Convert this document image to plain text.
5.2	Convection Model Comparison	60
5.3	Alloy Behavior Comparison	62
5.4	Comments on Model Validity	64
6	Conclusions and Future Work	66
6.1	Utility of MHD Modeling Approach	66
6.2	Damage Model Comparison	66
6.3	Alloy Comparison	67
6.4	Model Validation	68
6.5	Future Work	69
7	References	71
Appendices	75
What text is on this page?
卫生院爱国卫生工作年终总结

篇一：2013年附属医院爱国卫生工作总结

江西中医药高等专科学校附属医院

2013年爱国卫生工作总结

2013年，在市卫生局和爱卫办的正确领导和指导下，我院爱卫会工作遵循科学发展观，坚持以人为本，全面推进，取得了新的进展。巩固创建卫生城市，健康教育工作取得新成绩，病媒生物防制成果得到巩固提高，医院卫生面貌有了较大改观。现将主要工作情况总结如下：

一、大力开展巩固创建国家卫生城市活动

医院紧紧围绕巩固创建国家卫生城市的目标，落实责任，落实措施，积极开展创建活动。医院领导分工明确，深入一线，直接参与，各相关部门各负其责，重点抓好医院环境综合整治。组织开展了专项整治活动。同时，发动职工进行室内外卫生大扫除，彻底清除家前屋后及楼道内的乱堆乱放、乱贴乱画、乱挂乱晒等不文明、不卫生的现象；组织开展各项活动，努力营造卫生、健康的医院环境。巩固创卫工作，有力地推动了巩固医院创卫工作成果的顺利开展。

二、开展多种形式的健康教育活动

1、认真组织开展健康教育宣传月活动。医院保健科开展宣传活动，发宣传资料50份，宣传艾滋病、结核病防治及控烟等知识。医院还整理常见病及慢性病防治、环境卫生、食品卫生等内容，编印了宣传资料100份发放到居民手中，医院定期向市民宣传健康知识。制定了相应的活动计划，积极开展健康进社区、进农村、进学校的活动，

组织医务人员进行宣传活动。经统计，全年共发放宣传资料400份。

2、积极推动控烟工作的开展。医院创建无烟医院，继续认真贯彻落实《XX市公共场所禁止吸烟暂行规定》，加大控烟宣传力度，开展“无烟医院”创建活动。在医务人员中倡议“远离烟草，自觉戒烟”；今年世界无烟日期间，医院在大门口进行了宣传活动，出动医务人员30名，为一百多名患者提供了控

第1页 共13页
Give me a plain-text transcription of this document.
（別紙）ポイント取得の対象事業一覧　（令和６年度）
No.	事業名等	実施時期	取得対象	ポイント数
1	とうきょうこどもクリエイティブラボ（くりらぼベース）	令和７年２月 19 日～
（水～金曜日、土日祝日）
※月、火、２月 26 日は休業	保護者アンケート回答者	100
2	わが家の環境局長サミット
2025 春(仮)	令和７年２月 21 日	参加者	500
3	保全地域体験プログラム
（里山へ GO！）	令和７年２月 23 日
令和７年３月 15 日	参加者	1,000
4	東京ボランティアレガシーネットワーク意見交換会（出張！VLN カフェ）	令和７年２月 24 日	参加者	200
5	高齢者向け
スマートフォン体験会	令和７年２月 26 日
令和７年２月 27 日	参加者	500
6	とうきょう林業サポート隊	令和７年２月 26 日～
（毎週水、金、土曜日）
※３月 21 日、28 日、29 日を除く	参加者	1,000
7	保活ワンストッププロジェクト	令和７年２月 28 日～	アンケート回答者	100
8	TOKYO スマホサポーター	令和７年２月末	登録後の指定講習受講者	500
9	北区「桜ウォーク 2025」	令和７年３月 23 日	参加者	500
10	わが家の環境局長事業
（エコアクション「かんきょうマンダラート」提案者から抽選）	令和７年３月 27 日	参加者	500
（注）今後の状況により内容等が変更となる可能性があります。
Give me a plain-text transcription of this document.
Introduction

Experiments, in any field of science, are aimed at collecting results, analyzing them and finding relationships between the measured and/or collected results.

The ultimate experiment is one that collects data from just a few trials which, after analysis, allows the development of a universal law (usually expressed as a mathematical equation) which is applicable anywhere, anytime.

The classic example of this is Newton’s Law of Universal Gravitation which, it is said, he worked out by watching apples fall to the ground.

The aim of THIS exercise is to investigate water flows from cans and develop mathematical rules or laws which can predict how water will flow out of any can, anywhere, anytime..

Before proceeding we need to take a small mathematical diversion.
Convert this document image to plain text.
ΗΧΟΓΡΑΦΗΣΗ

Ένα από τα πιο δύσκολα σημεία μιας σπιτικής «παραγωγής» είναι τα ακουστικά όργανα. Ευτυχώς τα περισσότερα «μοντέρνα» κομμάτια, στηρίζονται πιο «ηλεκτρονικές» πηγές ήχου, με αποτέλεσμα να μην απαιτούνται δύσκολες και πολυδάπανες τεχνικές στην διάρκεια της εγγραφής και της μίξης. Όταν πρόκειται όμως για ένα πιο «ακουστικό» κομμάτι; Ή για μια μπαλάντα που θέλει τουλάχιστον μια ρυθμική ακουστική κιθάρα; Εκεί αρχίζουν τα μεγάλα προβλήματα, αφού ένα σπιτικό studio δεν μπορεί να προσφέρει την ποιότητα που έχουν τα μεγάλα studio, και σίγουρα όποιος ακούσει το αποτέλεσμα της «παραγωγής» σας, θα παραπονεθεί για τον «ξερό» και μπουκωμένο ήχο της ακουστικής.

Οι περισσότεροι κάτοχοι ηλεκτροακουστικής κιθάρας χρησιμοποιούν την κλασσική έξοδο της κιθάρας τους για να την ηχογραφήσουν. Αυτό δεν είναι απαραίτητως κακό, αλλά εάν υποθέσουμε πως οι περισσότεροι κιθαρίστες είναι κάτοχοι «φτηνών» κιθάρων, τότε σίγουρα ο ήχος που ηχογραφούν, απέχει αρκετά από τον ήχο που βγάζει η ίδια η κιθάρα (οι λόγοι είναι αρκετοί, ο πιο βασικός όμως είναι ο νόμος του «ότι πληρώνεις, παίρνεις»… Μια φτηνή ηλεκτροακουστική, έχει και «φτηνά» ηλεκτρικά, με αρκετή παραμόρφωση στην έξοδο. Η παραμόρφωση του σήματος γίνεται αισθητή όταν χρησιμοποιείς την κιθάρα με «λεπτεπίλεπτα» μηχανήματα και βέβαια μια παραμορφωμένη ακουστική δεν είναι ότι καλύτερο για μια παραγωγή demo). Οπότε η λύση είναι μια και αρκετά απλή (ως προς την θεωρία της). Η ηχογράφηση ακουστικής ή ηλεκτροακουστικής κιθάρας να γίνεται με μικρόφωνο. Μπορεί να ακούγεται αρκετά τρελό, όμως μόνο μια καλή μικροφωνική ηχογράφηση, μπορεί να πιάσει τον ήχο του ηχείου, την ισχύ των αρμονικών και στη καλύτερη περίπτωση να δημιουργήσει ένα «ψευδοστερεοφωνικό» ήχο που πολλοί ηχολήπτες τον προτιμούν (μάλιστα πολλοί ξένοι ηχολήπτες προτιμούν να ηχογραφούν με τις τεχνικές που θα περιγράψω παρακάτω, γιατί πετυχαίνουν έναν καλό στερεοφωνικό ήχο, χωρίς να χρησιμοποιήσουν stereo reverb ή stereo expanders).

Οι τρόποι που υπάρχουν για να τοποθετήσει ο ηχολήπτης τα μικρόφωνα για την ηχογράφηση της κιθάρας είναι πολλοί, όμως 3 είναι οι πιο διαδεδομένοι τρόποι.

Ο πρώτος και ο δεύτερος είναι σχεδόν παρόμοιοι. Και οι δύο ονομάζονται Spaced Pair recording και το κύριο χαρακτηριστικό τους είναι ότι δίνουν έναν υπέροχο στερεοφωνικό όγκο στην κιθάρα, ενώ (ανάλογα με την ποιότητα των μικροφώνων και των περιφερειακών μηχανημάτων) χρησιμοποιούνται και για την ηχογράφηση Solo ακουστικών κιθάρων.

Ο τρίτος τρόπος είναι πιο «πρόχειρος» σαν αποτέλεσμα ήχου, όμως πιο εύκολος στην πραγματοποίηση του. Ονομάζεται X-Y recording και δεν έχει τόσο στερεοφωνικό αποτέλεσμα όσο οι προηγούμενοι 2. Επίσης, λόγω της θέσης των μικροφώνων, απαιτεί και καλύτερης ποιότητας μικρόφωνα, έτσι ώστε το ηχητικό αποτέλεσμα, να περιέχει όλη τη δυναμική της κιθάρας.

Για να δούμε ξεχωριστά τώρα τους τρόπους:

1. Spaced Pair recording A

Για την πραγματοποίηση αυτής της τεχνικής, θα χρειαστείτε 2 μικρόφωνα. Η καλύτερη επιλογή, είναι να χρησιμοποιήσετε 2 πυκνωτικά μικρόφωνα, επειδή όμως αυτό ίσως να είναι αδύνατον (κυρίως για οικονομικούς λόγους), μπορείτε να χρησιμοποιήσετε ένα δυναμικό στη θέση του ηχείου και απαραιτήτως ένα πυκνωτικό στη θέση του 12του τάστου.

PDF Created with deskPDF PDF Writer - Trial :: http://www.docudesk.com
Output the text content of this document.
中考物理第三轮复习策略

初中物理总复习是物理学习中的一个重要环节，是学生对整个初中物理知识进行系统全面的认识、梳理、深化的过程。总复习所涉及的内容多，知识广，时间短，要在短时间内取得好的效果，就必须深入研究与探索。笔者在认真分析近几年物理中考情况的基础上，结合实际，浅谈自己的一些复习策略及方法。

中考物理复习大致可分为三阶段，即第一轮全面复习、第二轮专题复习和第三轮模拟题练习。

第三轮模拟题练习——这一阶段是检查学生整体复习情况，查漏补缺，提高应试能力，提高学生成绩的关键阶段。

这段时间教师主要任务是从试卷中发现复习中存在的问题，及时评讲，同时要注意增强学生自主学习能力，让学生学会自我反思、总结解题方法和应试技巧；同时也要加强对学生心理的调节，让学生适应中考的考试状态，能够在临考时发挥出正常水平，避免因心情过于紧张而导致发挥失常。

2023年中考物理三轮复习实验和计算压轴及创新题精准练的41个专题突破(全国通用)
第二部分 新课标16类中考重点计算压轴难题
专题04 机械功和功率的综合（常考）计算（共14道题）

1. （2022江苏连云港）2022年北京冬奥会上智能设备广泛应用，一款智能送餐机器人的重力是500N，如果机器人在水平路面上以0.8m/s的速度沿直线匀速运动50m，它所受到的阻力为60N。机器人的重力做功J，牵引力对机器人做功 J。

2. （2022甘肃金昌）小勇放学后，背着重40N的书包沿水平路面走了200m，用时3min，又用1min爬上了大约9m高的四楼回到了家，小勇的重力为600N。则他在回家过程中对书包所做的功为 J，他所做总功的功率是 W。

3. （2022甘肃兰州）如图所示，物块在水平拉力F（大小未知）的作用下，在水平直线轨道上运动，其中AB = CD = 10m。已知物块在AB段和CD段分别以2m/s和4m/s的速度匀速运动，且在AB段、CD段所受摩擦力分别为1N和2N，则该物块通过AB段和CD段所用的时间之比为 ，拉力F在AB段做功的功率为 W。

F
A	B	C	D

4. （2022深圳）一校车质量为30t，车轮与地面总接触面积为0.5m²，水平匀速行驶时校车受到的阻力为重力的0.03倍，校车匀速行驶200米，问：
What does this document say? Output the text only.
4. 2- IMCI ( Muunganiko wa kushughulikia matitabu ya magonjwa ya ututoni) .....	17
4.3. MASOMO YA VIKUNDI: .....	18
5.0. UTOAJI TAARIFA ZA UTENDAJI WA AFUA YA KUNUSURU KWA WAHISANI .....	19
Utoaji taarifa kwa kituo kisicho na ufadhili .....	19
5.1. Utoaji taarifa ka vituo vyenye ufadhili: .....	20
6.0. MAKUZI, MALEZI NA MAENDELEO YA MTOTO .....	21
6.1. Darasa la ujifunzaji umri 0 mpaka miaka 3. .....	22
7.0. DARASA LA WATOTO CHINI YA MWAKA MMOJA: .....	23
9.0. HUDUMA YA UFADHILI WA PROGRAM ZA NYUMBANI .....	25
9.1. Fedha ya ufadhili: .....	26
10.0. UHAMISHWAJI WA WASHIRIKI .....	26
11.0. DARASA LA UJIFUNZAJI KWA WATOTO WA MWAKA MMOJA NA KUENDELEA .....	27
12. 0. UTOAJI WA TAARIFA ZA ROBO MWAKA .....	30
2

================================

* _To be done_
From the data, collect all lines where the string "ήχου" appears.

* _The response_
Ένα από τα πιο δύσκολα σημεία μιας σπιτικής «παραγωγής» είναι τα ακουστικά όργανα. Ευτυχώς τα περισσότερα «μοντέρνα» κομμάτια, στηρίζονται πιο «ηλεκτρονικές» πηγές ήχου, με αποτέλεσμα να μην απαιτούνται δύσκολες και πολυδάπανες τεχνικές στην διάρκεια της εγγραφής και της μίξης. Όταν πρόκειται όμως για ένα πιο «ακουστικό» κομμάτι; Ή για μια μπαλάντα που θέλει τουλάχιστον μια ρυθμική ακουστική κιθάρα; Εκεί αρχίζουν τα μεγάλα προβλήματα, αφού ένα σπιτικό studio δεν μπορεί να προσφέρει την ποιότητα που έχουν τα μεγάλα studio, και σίγουρα όποιος ακούσει το αποτέλεσμα της «παραγωγής» σας, θα παραπονεθεί για τον «ξερό» και μπουκωμένο ήχο της ακουστικής.
Ο τρίτος τρόπος είναι πιο «πρόχειρος» σαν αποτέλεσμα ήχου, όμως πιο εύκολος στην πραγματοποίηση του. Ονομάζεται X-Y recording και δεν έχει τόσο στερεοφωνικό αποτέλεσμα όσο οι προηγούμενοι 2. Επίσης, λόγω της θέσης των μικροφώνων, απαιτεί και καλύτερης ποιότητας μικρόφωνα, έτσι ώστε το ηχητικό αποτέλεσμα, να περιέχει όλη τη δυναμική της κιθάρας.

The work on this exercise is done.